WHAT THE TASK REQUIRES:
From the entries provided below, copy each line that contains the word "Learning".

Dataset items
* * * * * * *

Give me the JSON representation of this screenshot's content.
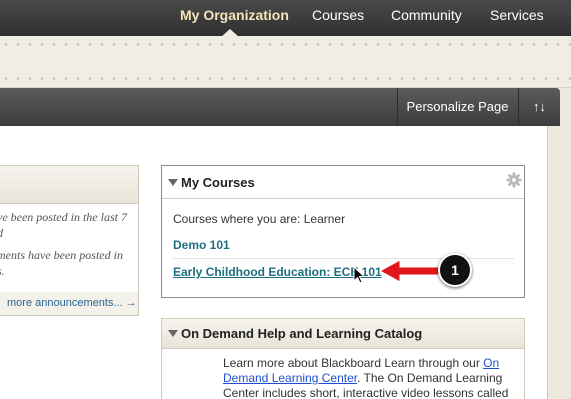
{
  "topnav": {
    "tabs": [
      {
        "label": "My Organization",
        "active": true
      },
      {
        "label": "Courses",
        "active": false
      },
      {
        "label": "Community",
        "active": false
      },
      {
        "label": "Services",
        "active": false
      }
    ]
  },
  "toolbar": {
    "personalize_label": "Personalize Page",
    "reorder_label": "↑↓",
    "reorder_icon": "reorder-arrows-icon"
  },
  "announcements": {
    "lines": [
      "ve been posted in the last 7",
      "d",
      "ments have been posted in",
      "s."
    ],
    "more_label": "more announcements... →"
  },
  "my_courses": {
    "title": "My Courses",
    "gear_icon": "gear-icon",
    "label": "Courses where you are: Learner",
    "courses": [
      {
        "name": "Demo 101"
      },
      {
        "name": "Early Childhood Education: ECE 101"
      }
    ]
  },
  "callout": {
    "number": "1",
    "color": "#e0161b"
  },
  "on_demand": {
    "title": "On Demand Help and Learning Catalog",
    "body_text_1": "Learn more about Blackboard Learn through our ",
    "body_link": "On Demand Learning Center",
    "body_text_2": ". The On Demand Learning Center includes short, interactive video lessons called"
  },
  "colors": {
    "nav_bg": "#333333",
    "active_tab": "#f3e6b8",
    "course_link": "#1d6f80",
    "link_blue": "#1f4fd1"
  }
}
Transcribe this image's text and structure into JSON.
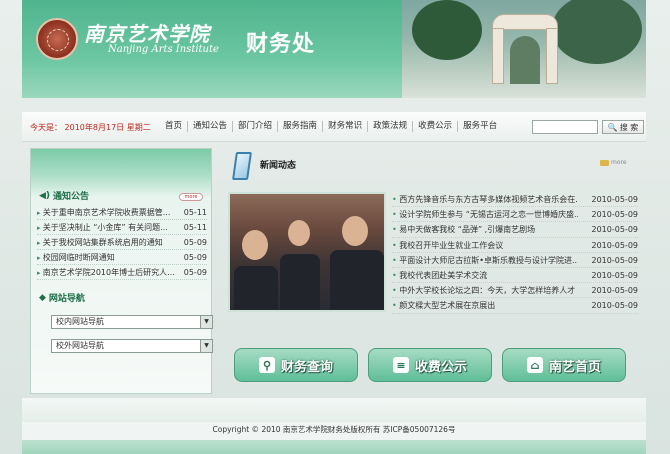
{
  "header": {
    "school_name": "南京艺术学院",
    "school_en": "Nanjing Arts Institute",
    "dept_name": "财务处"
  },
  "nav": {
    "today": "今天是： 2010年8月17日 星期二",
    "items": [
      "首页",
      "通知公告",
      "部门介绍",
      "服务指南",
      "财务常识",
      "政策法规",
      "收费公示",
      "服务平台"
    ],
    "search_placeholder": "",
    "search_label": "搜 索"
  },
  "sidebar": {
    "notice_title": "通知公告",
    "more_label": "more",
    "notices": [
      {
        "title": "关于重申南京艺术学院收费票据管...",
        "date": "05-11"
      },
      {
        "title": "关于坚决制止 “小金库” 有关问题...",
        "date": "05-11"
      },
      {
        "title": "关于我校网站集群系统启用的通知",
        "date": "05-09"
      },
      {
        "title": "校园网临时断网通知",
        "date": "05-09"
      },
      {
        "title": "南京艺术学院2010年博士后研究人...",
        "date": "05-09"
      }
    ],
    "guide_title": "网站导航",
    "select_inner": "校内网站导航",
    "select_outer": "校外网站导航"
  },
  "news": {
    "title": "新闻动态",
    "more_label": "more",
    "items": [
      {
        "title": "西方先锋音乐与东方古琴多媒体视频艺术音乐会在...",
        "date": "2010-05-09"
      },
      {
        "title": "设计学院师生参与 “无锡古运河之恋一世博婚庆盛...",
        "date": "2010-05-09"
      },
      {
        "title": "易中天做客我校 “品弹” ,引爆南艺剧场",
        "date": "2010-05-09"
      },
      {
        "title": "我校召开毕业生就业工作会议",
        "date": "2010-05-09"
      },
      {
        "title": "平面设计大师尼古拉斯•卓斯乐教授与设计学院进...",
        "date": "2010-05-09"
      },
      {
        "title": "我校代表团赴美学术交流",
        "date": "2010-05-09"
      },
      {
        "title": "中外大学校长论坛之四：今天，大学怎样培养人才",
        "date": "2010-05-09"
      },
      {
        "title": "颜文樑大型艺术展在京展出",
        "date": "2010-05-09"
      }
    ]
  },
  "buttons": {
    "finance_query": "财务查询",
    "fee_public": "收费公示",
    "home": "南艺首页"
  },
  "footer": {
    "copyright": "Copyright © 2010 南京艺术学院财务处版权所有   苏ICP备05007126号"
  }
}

* * * * * * *

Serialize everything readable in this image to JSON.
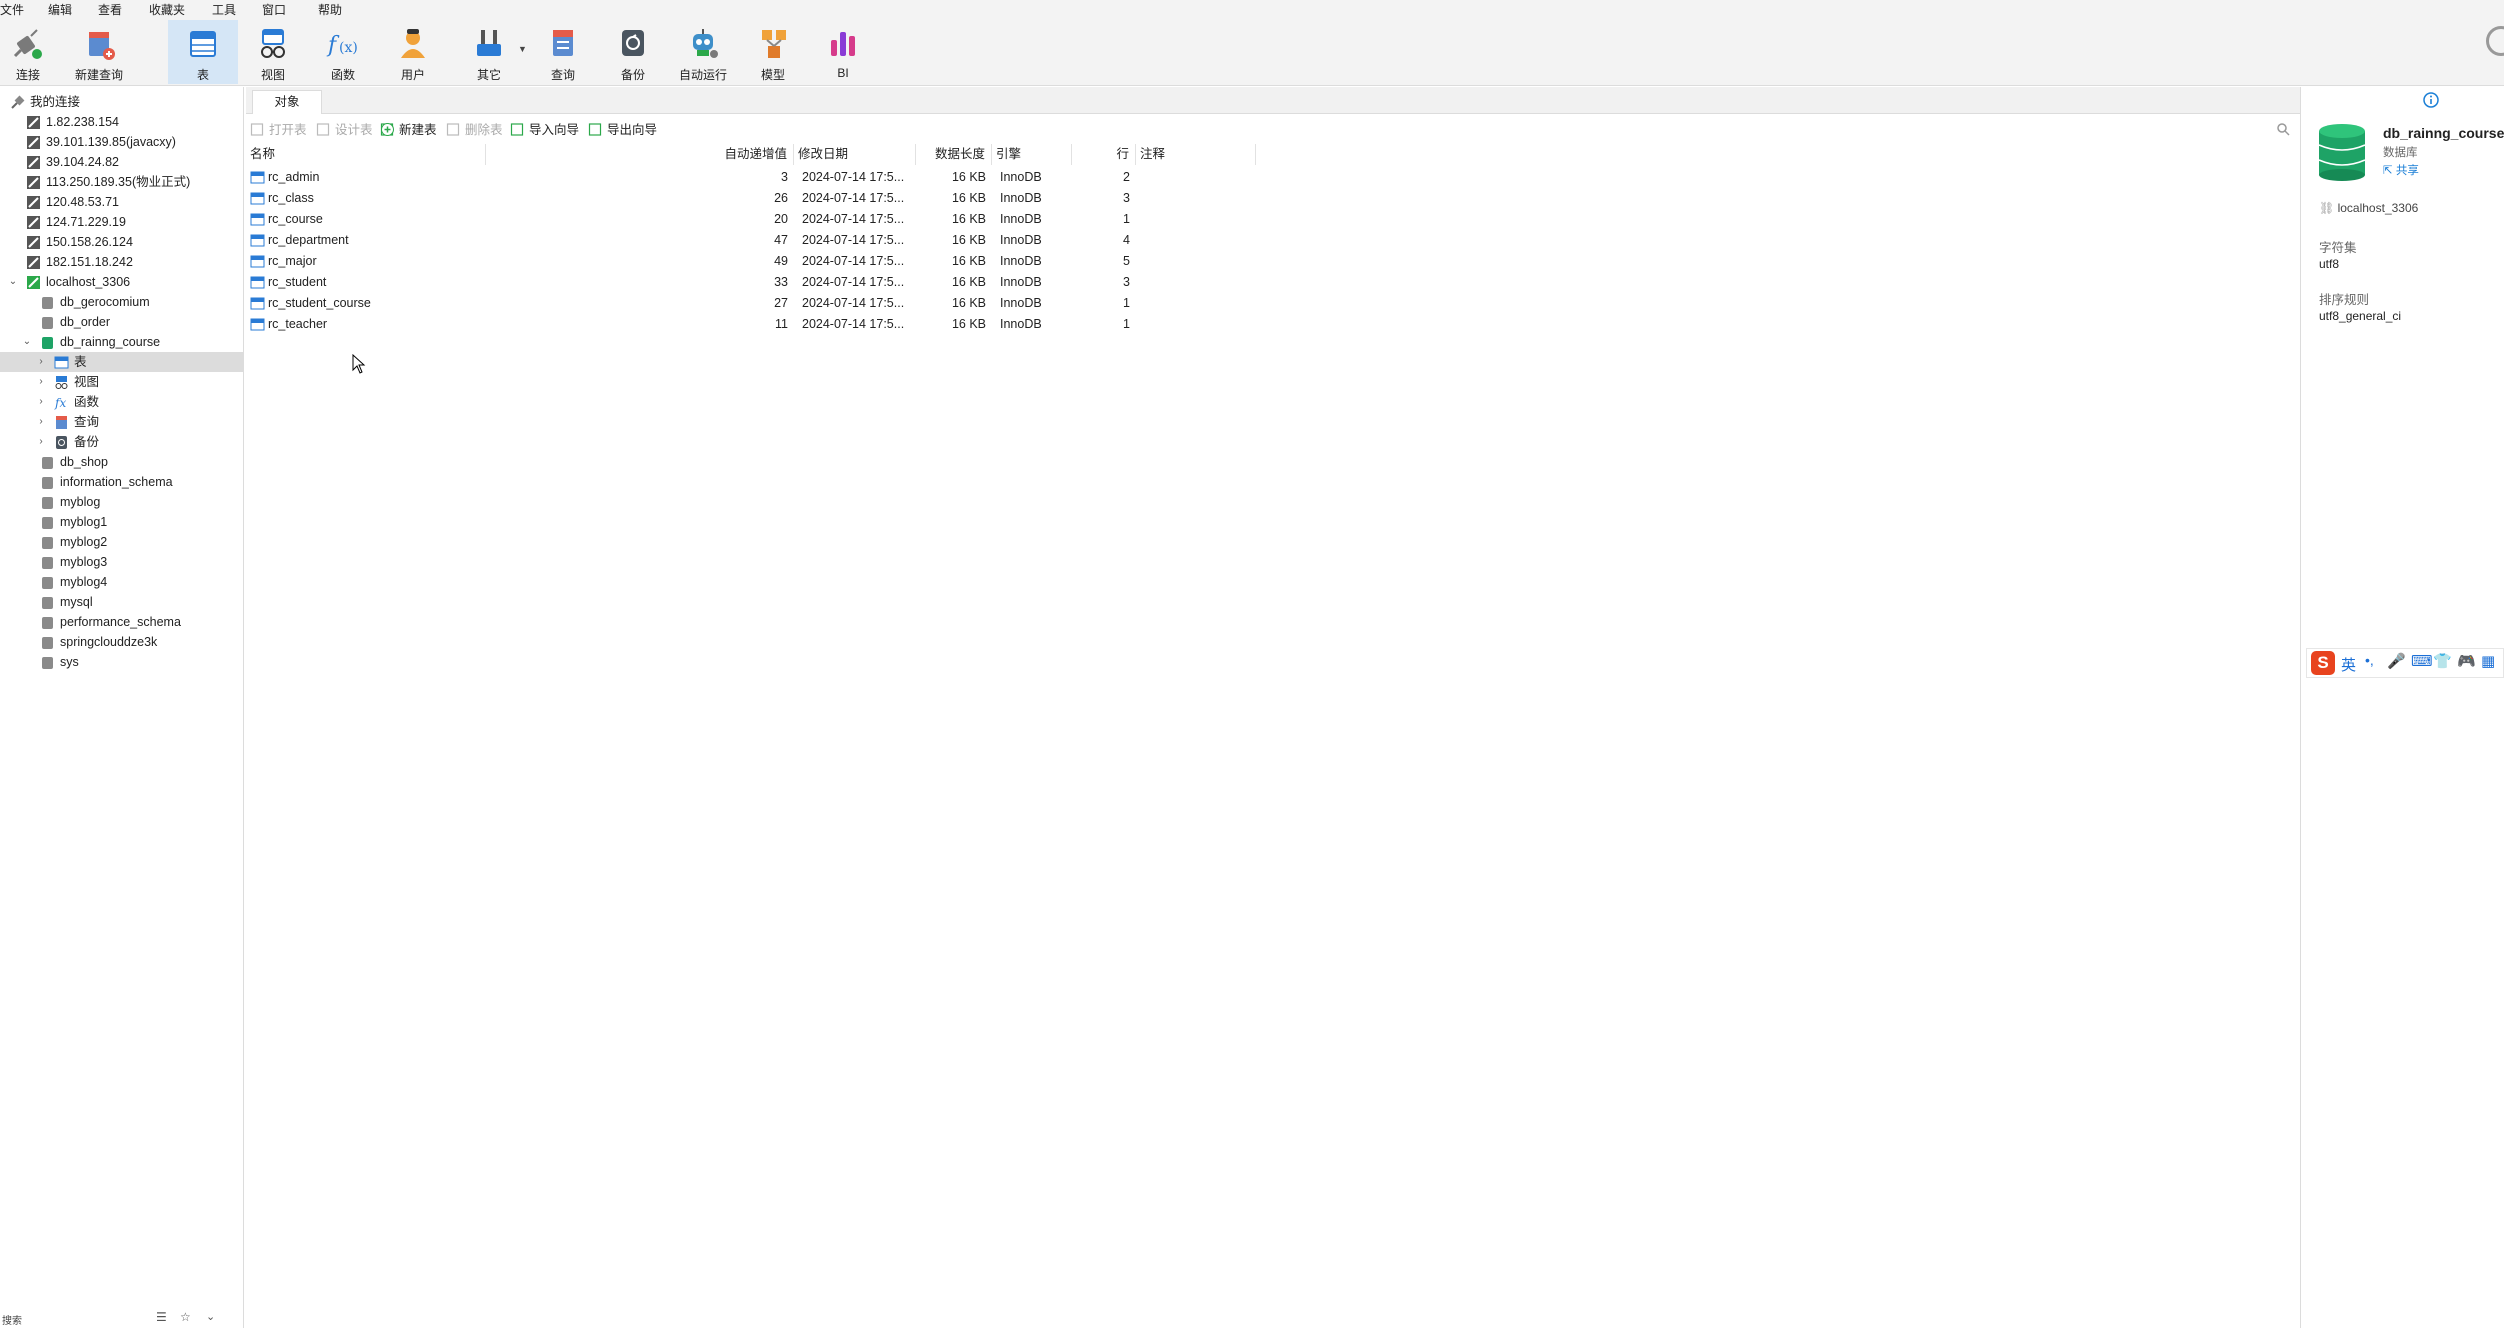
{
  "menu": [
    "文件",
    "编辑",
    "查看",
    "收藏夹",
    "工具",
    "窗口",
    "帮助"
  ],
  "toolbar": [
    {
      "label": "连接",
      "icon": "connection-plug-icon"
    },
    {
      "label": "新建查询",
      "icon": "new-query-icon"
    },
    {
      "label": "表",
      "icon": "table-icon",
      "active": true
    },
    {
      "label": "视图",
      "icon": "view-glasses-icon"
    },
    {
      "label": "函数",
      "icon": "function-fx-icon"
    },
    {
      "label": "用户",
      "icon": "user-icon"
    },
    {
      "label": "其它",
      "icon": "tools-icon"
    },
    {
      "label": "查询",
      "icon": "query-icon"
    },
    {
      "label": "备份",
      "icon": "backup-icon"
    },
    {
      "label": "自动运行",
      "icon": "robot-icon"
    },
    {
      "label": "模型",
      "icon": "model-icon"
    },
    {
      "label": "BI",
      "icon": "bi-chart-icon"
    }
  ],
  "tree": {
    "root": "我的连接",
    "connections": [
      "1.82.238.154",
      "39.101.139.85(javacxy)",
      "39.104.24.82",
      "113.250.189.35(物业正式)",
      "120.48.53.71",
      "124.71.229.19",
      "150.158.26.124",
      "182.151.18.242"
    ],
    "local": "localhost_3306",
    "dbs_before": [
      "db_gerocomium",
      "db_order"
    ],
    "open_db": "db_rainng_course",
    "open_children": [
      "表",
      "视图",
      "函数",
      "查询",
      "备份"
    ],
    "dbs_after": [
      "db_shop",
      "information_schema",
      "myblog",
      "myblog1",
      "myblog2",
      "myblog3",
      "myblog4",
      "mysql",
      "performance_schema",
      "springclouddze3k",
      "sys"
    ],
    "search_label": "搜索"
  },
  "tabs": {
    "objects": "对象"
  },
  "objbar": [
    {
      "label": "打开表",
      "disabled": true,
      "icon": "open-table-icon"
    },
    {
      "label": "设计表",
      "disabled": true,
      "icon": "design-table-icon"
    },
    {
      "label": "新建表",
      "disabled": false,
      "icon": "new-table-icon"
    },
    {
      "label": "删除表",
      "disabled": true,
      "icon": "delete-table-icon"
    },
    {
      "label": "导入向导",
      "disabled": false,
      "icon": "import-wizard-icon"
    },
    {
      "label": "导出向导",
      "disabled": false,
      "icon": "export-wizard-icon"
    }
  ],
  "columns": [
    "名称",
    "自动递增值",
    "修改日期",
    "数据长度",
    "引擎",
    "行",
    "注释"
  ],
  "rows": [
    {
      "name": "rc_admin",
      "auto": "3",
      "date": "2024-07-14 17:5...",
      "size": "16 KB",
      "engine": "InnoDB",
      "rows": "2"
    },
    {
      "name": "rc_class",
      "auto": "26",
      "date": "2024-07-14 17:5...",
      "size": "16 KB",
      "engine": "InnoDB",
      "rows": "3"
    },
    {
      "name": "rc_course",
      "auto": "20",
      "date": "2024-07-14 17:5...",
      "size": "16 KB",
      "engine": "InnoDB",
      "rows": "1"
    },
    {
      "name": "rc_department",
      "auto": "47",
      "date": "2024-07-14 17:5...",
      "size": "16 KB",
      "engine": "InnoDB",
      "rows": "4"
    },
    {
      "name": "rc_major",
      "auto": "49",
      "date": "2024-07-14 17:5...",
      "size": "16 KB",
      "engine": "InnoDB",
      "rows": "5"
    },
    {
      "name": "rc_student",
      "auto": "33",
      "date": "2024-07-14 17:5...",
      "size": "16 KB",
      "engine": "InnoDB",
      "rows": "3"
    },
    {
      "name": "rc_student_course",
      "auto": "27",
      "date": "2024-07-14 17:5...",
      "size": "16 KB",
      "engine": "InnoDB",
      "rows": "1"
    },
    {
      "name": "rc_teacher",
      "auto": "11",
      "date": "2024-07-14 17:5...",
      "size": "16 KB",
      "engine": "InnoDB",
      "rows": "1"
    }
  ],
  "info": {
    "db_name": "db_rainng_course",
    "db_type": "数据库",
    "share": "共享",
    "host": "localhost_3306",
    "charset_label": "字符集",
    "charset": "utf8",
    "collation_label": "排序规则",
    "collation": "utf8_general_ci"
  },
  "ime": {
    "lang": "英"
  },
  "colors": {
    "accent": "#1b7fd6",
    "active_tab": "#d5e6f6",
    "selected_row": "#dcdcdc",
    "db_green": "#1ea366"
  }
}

* * * * * * *

TASK OUTPUT:
    "title": "On Demand Help and Learning Catalog",
    "body_link": "On Demand Learning Center",
    "body_text_2": ". The On Demand Learning Center includes short, interactive video lessons called"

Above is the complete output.